■ Stated goal
State the count of lines below in which the word "name" appears, and add nothing.

* BEGIN Extracted entries *

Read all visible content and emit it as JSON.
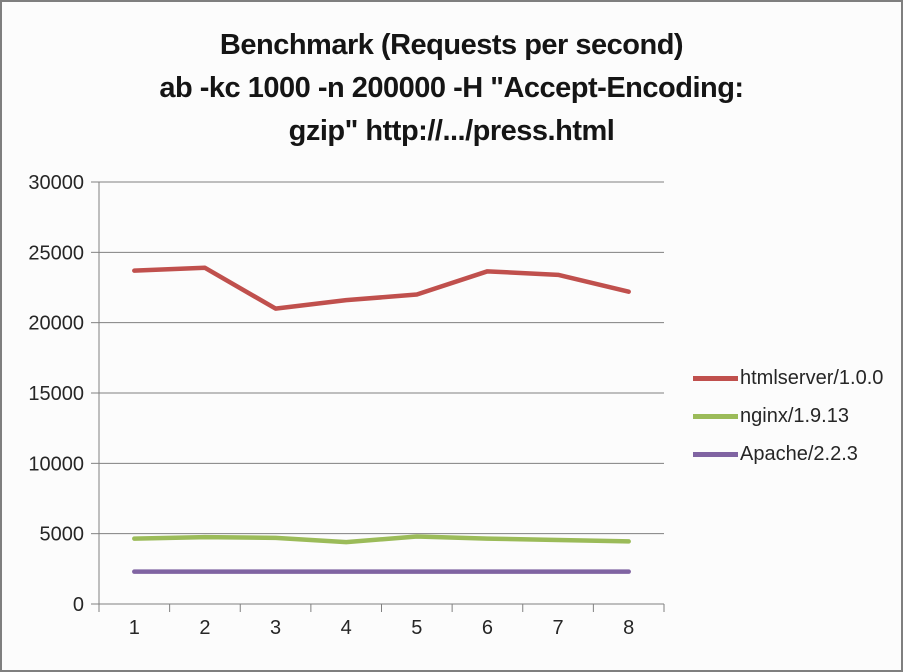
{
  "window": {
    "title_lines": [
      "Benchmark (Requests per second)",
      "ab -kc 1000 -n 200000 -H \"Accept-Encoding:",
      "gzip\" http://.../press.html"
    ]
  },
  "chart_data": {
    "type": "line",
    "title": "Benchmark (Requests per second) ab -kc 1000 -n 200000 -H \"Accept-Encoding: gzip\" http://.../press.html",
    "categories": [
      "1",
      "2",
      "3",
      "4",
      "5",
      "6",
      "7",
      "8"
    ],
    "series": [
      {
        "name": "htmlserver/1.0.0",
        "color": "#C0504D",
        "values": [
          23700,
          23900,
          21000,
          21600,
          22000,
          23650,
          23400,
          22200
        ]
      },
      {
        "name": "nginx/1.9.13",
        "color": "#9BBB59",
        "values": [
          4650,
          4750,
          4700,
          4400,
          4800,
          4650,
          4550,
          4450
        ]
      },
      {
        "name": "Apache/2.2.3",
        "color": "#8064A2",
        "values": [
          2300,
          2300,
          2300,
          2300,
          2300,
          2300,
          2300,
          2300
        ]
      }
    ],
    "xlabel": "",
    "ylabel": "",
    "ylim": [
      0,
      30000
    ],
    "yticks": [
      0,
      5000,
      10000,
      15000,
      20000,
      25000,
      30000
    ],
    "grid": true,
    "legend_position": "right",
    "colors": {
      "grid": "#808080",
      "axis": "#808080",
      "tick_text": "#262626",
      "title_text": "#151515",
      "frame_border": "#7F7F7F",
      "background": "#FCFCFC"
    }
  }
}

* END Extracted entries *

■ Expected answer
3